— What is required —
Output the entries word for word. Omit images.
--- START Listed records ---
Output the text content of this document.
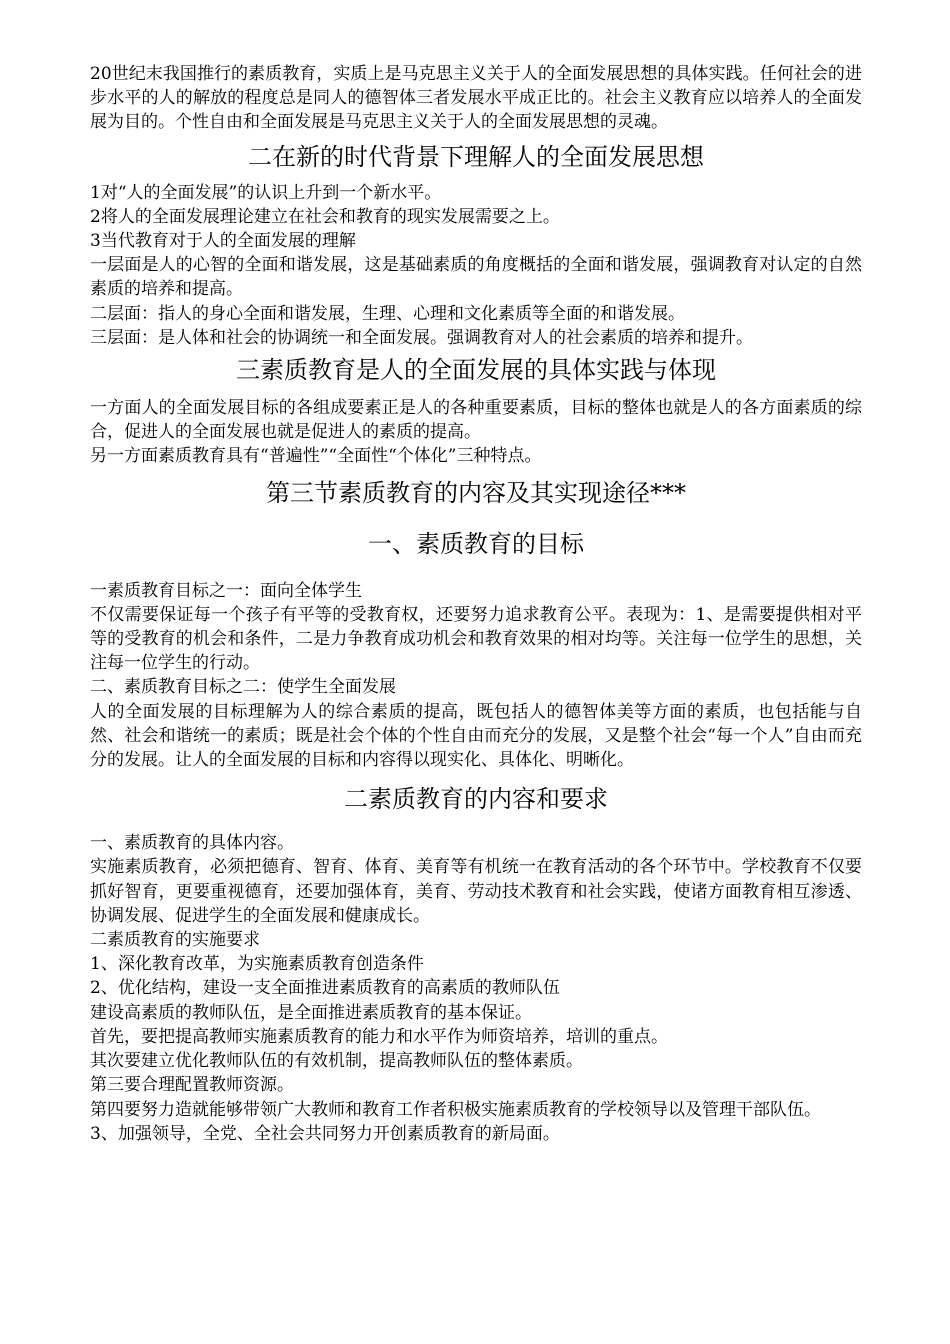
20世纪末我国推行的素质教育，实质上是马克思主义关于人的全面发展思想的具体实践。任何社会的进步水平的人的解放的程度总是同人的德智体三者发展水平成正比的。社会主义教育应以培养人的全面发展为目的。个性自由和全面发展是马克思主义关于人的全面发展思想的灵魂。

二在新的时代背景下理解人的全面发展思想

1对“人的全面发展”的认识上升到一个新水平。

2将人的全面发展理论建立在社会和教育的现实发展需要之上。

3当代教育对于人的全面发展的理解

一层面是人的心智的全面和谐发展，这是基础素质的角度概括的全面和谐发展，强调教育对认定的自然素质的培养和提高。

二层面：指人的身心全面和谐发展，生理、心理和文化素质等全面的和谐发展。

三层面：是人体和社会的协调统一和全面发展。强调教育对人的社会素质的培养和提升。

三素质教育是人的全面发展的具体实践与体现

一方面人的全面发展目标的各组成要素正是人的各种重要素质，目标的整体也就是人的各方面素质的综合，促进人的全面发展也就是促进人的素质的提高。

另一方面素质教育具有“普遍性”“全面性“个体化”三种特点。

第三节素质教育的内容及其实现途径***
一、素质教育的目标

一素质教育目标之一：面向全体学生

不仅需要保证每一个孩子有平等的受教育权，还要努力追求教育公平。表现为：1、是需要提供相对平等的受教育的机会和条件，二是力争教育成功机会和教育效果的相对均等。关注每一位学生的思想，关注每一位学生的行动。

二、素质教育目标之二：使学生全面发展

人的全面发展的目标理解为人的综合素质的提高，既包括人的德智体美等方面的素质，也包括能与自然、社会和谐统一的素质；既是社会个体的个性自由而充分的发展，又是整个社会“每一个人”自由而充分的发展。让人的全面发展的目标和内容得以现实化、具体化、明晰化。

二素质教育的内容和要求

一、素质教育的具体内容。

实施素质教育，必须把德育、智育、体育、美育等有机统一在教育活动的各个环节中。学校教育不仅要抓好智育，更要重视德育，还要加强体育，美育、劳动技术教育和社会实践，使诸方面教育相互渗透、协调发展、促进学生的全面发展和健康成长。

二素质教育的实施要求

1、深化教育改革，为实施素质教育创造条件

2、优化结构，建设一支全面推进素质教育的高素质的教师队伍

建设高素质的教师队伍，是全面推进素质教育的基本保证。

首先，要把提高教师实施素质教育的能力和水平作为师资培养，培训的重点。

其次要建立优化教师队伍的有效机制，提高教师队伍的整体素质。

第三要合理配置教师资源。

第四要努力造就能够带领广大教师和教育工作者积极实施素质教育的学校领导以及管理干部队伍。

3、加强领导，全党、全社会共同努力开创素质教育的新局面。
--- END Listed records ---
— Complete response —
Output the text content of this document.
20世纪末我国推行的素质教育，实质上是马克思主义关于人的全面发展思想的具体实践。任何社会的进步水平的人的解放的程度总是同人的德智体三者发展水平成正比的。社会主义教育应以培养人的全面发展为目的。个性自由和全面发展是马克思主义关于人的全面发展思想的灵魂。

二在新的时代背景下理解人的全面发展思想

1对“人的全面发展”的认识上升到一个新水平。

2将人的全面发展理论建立在社会和教育的现实发展需要之上。

3当代教育对于人的全面发展的理解

一层面是人的心智的全面和谐发展，这是基础素质的角度概括的全面和谐发展，强调教育对认定的自然素质的培养和提高。

二层面：指人的身心全面和谐发展，生理、心理和文化素质等全面的和谐发展。

三层面：是人体和社会的协调统一和全面发展。强调教育对人的社会素质的培养和提升。

三素质教育是人的全面发展的具体实践与体现

一方面人的全面发展目标的各组成要素正是人的各种重要素质，目标的整体也就是人的各方面素质的综合，促进人的全面发展也就是促进人的素质的提高。

另一方面素质教育具有“普遍性”“全面性“个体化”三种特点。

第三节素质教育的内容及其实现途径***
一、素质教育的目标

一素质教育目标之一：面向全体学生

不仅需要保证每一个孩子有平等的受教育权，还要努力追求教育公平。表现为：1、是需要提供相对平等的受教育的机会和条件，二是力争教育成功机会和教育效果的相对均等。关注每一位学生的思想，关注每一位学生的行动。

二、素质教育目标之二：使学生全面发展

人的全面发展的目标理解为人的综合素质的提高，既包括人的德智体美等方面的素质，也包括能与自然、社会和谐统一的素质；既是社会个体的个性自由而充分的发展，又是整个社会“每一个人”自由而充分的发展。让人的全面发展的目标和内容得以现实化、具体化、明晰化。

二素质教育的内容和要求

一、素质教育的具体内容。

实施素质教育，必须把德育、智育、体育、美育等有机统一在教育活动的各个环节中。学校教育不仅要抓好智育，更要重视德育，还要加强体育，美育、劳动技术教育和社会实践，使诸方面教育相互渗透、协调发展、促进学生的全面发展和健康成长。

二素质教育的实施要求

1、深化教育改革，为实施素质教育创造条件

2、优化结构，建设一支全面推进素质教育的高素质的教师队伍

建设高素质的教师队伍，是全面推进素质教育的基本保证。

首先，要把提高教师实施素质教育的能力和水平作为师资培养，培训的重点。

其次要建立优化教师队伍的有效机制，提高教师队伍的整体素质。

第三要合理配置教师资源。

第四要努力造就能够带领广大教师和教育工作者积极实施素质教育的学校领导以及管理干部队伍。

3、加强领导，全党、全社会共同努力开创素质教育的新局面。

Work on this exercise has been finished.